(Figure collection entries):

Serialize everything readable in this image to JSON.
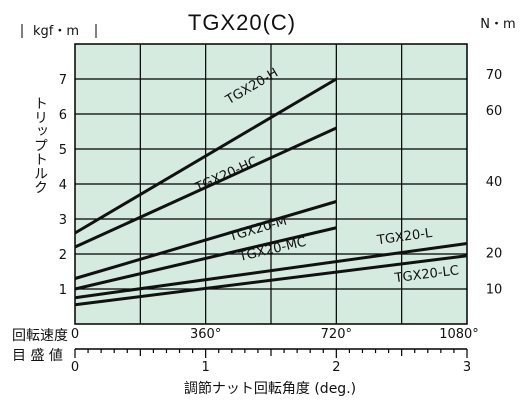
{
  "chart_data": {
    "type": "line",
    "title": "TGX20(C)",
    "y_left_label": "kgf・m",
    "y_right_label": "N・m",
    "y_axis_title": "トリップトルク",
    "x_top_row_label": "回転速度",
    "x_bottom_row_label": "目 盛 値",
    "x_axis_title": "調節ナット回転角度 (deg.)",
    "x_top_ticks": [
      "0",
      "360°",
      "720°",
      "1080°"
    ],
    "x_bottom_ticks": [
      "0",
      "1",
      "2",
      "3"
    ],
    "y_left_ticks": [
      1,
      2,
      3,
      4,
      5,
      6,
      7
    ],
    "y_right_ticks": [
      10,
      20,
      40,
      60,
      70
    ],
    "x_range_deg": [
      0,
      1080
    ],
    "y_range_kgfm": [
      0,
      8
    ],
    "grid": true,
    "background": "#d5ebe0",
    "series": [
      {
        "name": "TGX20-H",
        "x": [
          0,
          720
        ],
        "y": [
          2.6,
          7.0
        ]
      },
      {
        "name": "TGX20-HC",
        "x": [
          0,
          720
        ],
        "y": [
          2.2,
          5.6
        ]
      },
      {
        "name": "TGX20-M",
        "x": [
          0,
          720
        ],
        "y": [
          1.3,
          3.5
        ]
      },
      {
        "name": "TGX20-MC",
        "x": [
          0,
          720
        ],
        "y": [
          1.0,
          2.75
        ]
      },
      {
        "name": "TGX20-L",
        "x": [
          0,
          1080
        ],
        "y": [
          0.75,
          2.3
        ]
      },
      {
        "name": "TGX20-LC",
        "x": [
          0,
          1080
        ],
        "y": [
          0.55,
          1.95
        ]
      }
    ]
  }
}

(Objective): Return all of the entries exactly as written, but drop any pictures they hold.

(Reply):
Serialize everything readable in this image to JSON.
{
  "chart_data": {
    "type": "line",
    "title": "TGX20(C)",
    "y_left_label": "kgf・m",
    "y_right_label": "N・m",
    "y_axis_title": "トリップトルク",
    "x_top_row_label": "回転速度",
    "x_bottom_row_label": "目 盛 値",
    "x_axis_title": "調節ナット回転角度 (deg.)",
    "x_top_ticks": [
      "0",
      "360°",
      "720°",
      "1080°"
    ],
    "x_bottom_ticks": [
      "0",
      "1",
      "2",
      "3"
    ],
    "y_left_ticks": [
      1,
      2,
      3,
      4,
      5,
      6,
      7
    ],
    "y_right_ticks": [
      10,
      20,
      40,
      60,
      70
    ],
    "x_range_deg": [
      0,
      1080
    ],
    "y_range_kgfm": [
      0,
      8
    ],
    "grid": true,
    "background": "#d5ebe0",
    "series": [
      {
        "name": "TGX20-H",
        "x": [
          0,
          720
        ],
        "y": [
          2.6,
          7.0
        ]
      },
      {
        "name": "TGX20-HC",
        "x": [
          0,
          720
        ],
        "y": [
          2.2,
          5.6
        ]
      },
      {
        "name": "TGX20-M",
        "x": [
          0,
          720
        ],
        "y": [
          1.3,
          3.5
        ]
      },
      {
        "name": "TGX20-MC",
        "x": [
          0,
          720
        ],
        "y": [
          1.0,
          2.75
        ]
      },
      {
        "name": "TGX20-L",
        "x": [
          0,
          1080
        ],
        "y": [
          0.75,
          2.3
        ]
      },
      {
        "name": "TGX20-LC",
        "x": [
          0,
          1080
        ],
        "y": [
          0.55,
          1.95
        ]
      }
    ]
  }
}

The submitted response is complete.